◆ EXCERPTED PASSAGE:

- Opening Delimiter -

What's the corporate lobby's beef? Companies say the law gives too much power to whistle-blowers and is encouraging an onslaught of meritless suits. According to even the Justice Dept., which favors a strong law, only about 11% of False Claims Act cases have produced a recovery. Nonetheless, defending a claim, even if baseless, can run $400,000 or more, says Frederic M. Levy, a defense lawyer at McKenna & Cuneo in Washington. And that doesn't take into account the time wasted by frivolous suits. Employees are forced to spend hours with lawyers, Justice Dept. attorneys are required to investigate every whistle-blower claim, and already overburdened federal judges must push the suits through the courts. "When proponents of the law bandy about the dollars that have been recovered, it ignores the waste and the cost associated with it," says Levy.
In spite of the low success rate, the number of False Claims suits has climbed from 33 in 1987 to 360 last year. One reason: the lotterylike winnings of a few successful whistle-blowers. Medicare fraud whistle-blower C. Jack Dowden, who played a small role in the Smith-Kline case, won more than $20 million from his testimony in federal cases against National Health Laboratories and Metpath Inc. And plaintiffs' lawyers are making out so well that a small False Claims Act bar has actually emerged--a development that many government contractors believe is also fueling much of the litigation.

- Closing Delimiter -

Records drawn from a dataset:

- Opening Delimiter -

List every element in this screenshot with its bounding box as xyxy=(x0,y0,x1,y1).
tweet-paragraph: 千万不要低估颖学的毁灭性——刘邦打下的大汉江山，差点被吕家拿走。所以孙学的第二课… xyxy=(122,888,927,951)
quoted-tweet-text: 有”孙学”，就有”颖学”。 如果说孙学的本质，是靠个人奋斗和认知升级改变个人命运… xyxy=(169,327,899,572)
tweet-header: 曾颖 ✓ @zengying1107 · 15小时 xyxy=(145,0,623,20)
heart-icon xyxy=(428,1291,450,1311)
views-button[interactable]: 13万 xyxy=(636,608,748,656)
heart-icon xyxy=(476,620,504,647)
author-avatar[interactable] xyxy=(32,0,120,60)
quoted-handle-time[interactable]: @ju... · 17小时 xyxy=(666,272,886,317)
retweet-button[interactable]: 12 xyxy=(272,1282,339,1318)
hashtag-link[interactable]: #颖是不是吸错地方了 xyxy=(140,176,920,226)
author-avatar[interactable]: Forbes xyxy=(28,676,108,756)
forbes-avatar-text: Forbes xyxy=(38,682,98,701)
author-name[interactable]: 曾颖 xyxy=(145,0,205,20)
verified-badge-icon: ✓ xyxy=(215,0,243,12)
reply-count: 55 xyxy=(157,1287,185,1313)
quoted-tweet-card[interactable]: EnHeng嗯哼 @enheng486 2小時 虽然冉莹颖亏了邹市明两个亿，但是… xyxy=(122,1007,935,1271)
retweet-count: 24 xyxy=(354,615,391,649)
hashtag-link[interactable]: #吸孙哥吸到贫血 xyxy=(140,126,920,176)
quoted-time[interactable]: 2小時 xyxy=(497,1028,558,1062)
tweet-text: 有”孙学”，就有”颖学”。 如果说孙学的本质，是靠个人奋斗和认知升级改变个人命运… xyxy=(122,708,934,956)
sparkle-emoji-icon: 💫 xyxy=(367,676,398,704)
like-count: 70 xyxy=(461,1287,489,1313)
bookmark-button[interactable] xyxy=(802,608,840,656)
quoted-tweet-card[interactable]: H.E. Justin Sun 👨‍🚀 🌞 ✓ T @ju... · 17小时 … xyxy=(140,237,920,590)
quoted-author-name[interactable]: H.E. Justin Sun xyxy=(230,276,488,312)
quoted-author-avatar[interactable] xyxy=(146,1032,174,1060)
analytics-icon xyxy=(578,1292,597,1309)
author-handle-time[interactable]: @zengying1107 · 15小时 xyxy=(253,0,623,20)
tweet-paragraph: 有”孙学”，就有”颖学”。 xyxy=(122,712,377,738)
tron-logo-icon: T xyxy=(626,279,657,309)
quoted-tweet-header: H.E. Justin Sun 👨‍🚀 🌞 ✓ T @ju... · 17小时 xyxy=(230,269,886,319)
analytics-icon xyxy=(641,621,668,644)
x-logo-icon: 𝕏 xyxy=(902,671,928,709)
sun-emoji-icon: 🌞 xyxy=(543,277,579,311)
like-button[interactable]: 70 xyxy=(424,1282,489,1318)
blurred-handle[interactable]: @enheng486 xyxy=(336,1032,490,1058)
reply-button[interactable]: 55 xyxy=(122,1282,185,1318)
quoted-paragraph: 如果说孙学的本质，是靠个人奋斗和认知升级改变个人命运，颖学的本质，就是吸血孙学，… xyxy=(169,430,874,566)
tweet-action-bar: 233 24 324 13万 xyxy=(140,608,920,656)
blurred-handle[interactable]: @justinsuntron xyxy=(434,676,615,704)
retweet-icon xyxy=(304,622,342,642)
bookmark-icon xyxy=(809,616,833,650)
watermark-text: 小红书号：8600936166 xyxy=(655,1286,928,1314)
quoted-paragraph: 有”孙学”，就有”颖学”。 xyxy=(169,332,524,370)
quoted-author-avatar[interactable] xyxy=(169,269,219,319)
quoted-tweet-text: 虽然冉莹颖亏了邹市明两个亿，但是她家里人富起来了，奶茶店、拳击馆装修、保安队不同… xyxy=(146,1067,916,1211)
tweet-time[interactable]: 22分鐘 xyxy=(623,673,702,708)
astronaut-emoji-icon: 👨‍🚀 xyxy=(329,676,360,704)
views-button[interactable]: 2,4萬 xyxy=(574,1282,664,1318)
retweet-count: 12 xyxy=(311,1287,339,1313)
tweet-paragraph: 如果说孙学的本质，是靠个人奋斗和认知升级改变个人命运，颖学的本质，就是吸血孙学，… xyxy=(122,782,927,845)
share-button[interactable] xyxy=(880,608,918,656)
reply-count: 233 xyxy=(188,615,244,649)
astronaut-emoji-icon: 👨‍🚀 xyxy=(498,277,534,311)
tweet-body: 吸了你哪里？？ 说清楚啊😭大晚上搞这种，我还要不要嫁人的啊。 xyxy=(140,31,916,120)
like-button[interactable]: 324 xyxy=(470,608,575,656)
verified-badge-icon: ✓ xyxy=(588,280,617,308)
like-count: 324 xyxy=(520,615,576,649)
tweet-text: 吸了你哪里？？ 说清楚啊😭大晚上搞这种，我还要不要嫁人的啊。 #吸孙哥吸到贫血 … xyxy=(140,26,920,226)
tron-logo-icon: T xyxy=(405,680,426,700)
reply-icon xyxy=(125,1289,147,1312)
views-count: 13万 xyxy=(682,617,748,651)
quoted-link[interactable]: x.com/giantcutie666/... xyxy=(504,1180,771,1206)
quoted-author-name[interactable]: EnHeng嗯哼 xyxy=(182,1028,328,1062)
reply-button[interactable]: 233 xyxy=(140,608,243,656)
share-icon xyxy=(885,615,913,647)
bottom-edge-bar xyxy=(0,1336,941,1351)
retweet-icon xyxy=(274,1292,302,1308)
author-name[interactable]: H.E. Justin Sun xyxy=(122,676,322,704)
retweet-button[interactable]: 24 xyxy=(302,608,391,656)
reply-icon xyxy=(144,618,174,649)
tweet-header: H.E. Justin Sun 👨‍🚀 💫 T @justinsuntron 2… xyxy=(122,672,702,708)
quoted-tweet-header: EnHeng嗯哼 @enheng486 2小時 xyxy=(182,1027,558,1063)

- Closing Delimiter -

◆ EXERCISE REQUIREMENTS:
a) In the passage on the False Claims Act, how much can defending a claim cost, according to Frederic M. Levy?
b) From the passage on the False Claims Act, set down the part that opens with the words containing "In spite of" and closes with "of the litigation.".
c) Do these statements agree with the passage on the False Claims Act? Answer yes or no for each, quoting the words that decide it. (i) The number of False Claims suits rose from 33 in 1987 to 360 last year. (ii) C. Jack Dowden played a major role in the Smith-Kline case. (iii) The Justice Dept. favors a weaker law.

◆ SOLUTION LIST:
a) $400,000 or more, even if the claim is baseless.

b)
In spite of the low success rate, the number of False Claims suits has climbed from 33 in 1987 to 360 last year. One reason: the lotterylike winnings of a few successful whistle-blowers. Medicare fraud whistle-blower C. Jack Dowden, who played a small role in the Smith-Kline case, won more than $20 million from his testimony in federal cases against National Health Laboratories and Metpath Inc. And plaintiffs' lawyers are making out so well that a small False Claims Act bar has actually emerged--a development that many government contractors believe is also fueling much of the litigation.

c)
(i) Yes: "the number of False Claims suits has climbed from 33 in 1987 to 360 last year."
(ii) No: "who played a small role in the Smith-Kline case."
(iii) No: "the Justice Dept., which favors a strong law."